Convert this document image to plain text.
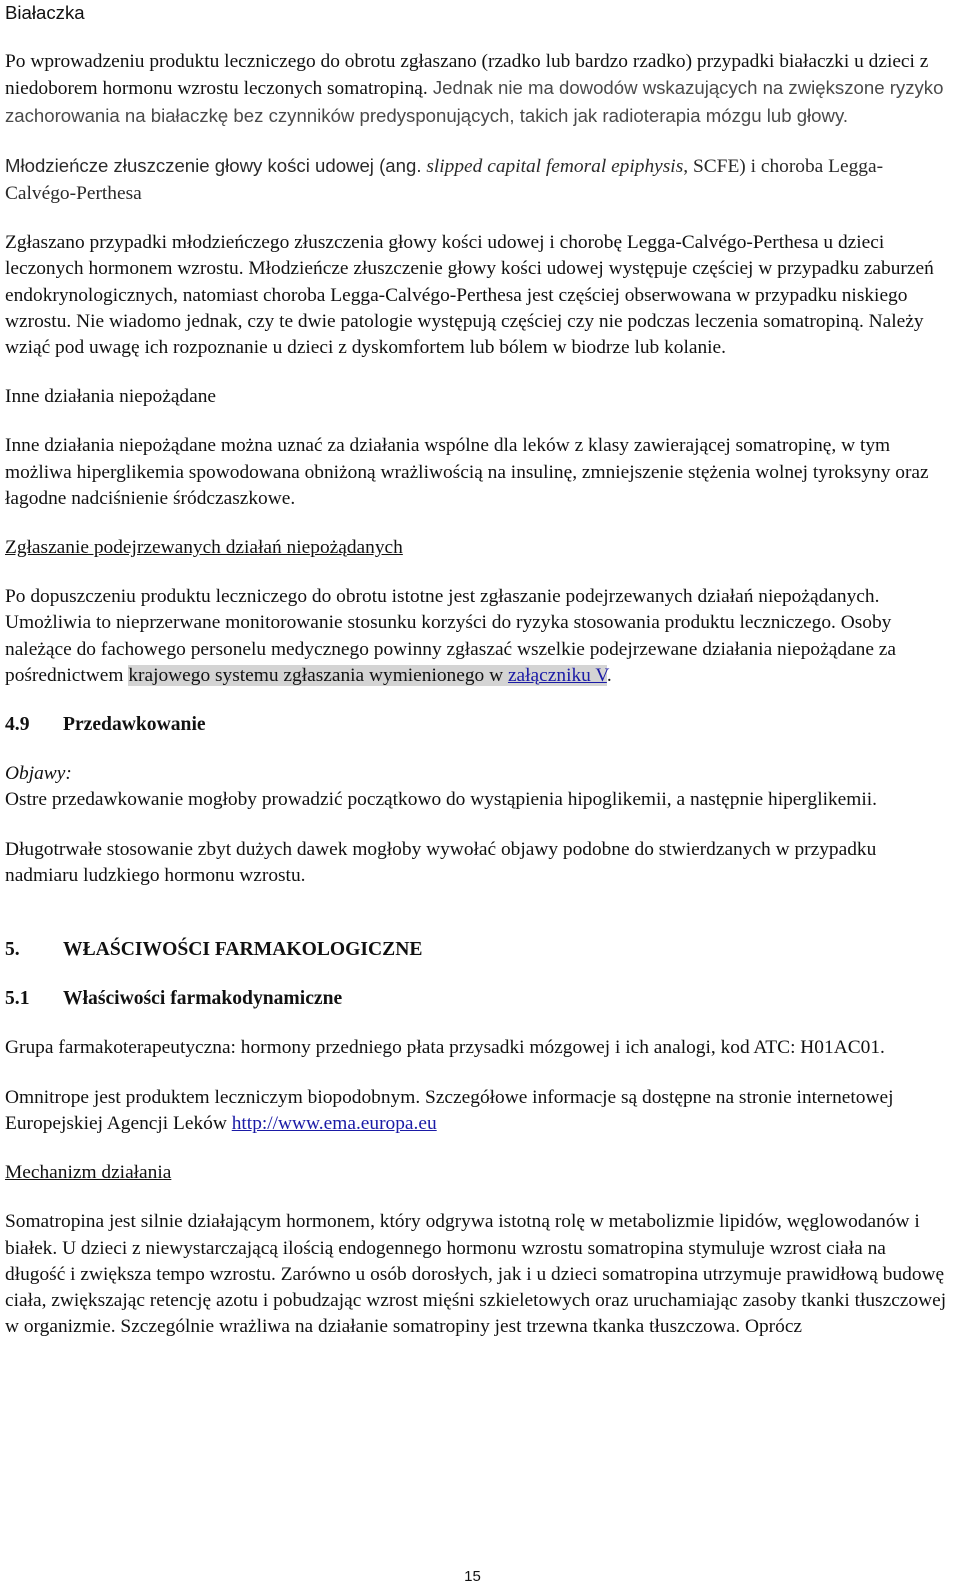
Białaczka

Po wprowadzeniu produktu leczniczego do obrotu zgłaszano (rzadko lub bardzo rzadko) przypadki białaczki u dzieci z niedoborem hormonu wzrostu leczonych somatropiną. Jednak nie ma dowodów wskazujących na zwiększone ryzyko zachorowania na białaczkę bez czynników predysponujących, takich jak radioterapia mózgu lub głowy.

Młodzieńcze złuszczenie głowy kości udowej (ang. slipped capital femoral epiphysis, SCFE) i choroba Legga-Calvégo-Perthesa

Zgłaszano przypadki młodzieńczego złuszczenia głowy kości udowej i chorobę Legga-Calvégo-Perthesa u dzieci leczonych hormonem wzrostu. Młodzieńcze złuszczenie głowy kości udowej występuje częściej w przypadku zaburzeń endokrynologicznych, natomiast choroba Legga-Calvégo-Perthesa jest częściej obserwowana w przypadku niskiego wzrostu. Nie wiadomo jednak, czy te dwie patologie występują częściej czy nie podczas leczenia somatropiną. Należy wziąć pod uwagę ich rozpoznanie u dzieci z dyskomfortem lub bólem w biodrze lub kolanie.

Inne działania niepożądane

Inne działania niepożądane można uznać za działania wspólne dla leków z klasy zawierającej somatropinę, w tym możliwa hiperglikemia spowodowana obniżoną wrażliwością na insulinę, zmniejszenie stężenia wolnej tyroksyny oraz łagodne nadciśnienie śródczaszkowe.

Zgłaszanie podejrzewanych działań niepożądanych

Po dopuszczeniu produktu leczniczego do obrotu istotne jest zgłaszanie podejrzewanych działań niepożądanych. Umożliwia to nieprzerwane monitorowanie stosunku korzyści do ryzyka stosowania produktu leczniczego. Osoby należące do fachowego personelu medycznego powinny zgłaszać wszelkie podejrzewane działania niepożądane za pośrednictwem krajowego systemu zgłaszania wymienionego w załączniku V.

4.9 Przedawkowanie

Objawy:

Ostre przedawkowanie mogłoby prowadzić początkowo do wystąpienia hipoglikemii, a następnie hiperglikemii.

Długotrwałe stosowanie zbyt dużych dawek mogłoby wywołać objawy podobne do stwierdzanych w przypadku nadmiaru ludzkiego hormonu wzrostu.

5. WŁAŚCIWOŚCI FARMAKOLOGICZNE

5.1 Właściwości farmakodynamiczne

Grupa farmakoterapeutyczna: hormony przedniego płata przysadki mózgowej i ich analogi, kod ATC: H01AC01.

Omnitrope jest produktem leczniczym biopodobnym. Szczegółowe informacje są dostępne na stronie internetowej Europejskiej Agencji Leków http://www.ema.europa.eu

Mechanizm działania

Somatropina jest silnie działającym hormonem, który odgrywa istotną rolę w metabolizmie lipidów, węglowodanów i białek. U dzieci z niewystarczającą ilością endogennego hormonu wzrostu somatropina stymuluje wzrost ciała na długość i zwiększa tempo wzrostu. Zarówno u osób dorosłych, jak i u dzieci somatropina utrzymuje prawidłową budowę ciała, zwiększając retencję azotu i pobudzając wzrost mięśni szkieletowych oraz uruchamiając zasoby tkanki tłuszczowej w organizmie. Szczególnie wrażliwa na działanie somatropiny jest trzewna tkanka tłuszczowa. Oprócz

15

==*==

[WHAT TO DO]
From the entries above, pull out each line that includes "Legga".

[RESULT OF THIS EXERCISE]
Młodzieńcze złuszczenie głowy kości udowej (ang. slipped capital femoral epiphysis, SCFE) i choroba Legga-Calvégo-Perthesa
Zgłaszano przypadki młodzieńczego złuszczenia głowy kości udowej i chorobę Legga-Calvégo-Perthesa u dzieci leczonych hormonem wzrostu. Młodzieńcze złuszczenie głowy kości udowej występuje częściej w przypadku zaburzeń endokrynologicznych, natomiast choroba Legga-Calvégo-Perthesa jest częściej obserwowana w przypadku niskiego wzrostu. Nie wiadomo jednak, czy te dwie patologie występują częściej czy nie podczas leczenia somatropiną. Należy wziąć pod uwagę ich rozpoznanie u dzieci z dyskomfortem lub bólem w biodrze lub kolanie.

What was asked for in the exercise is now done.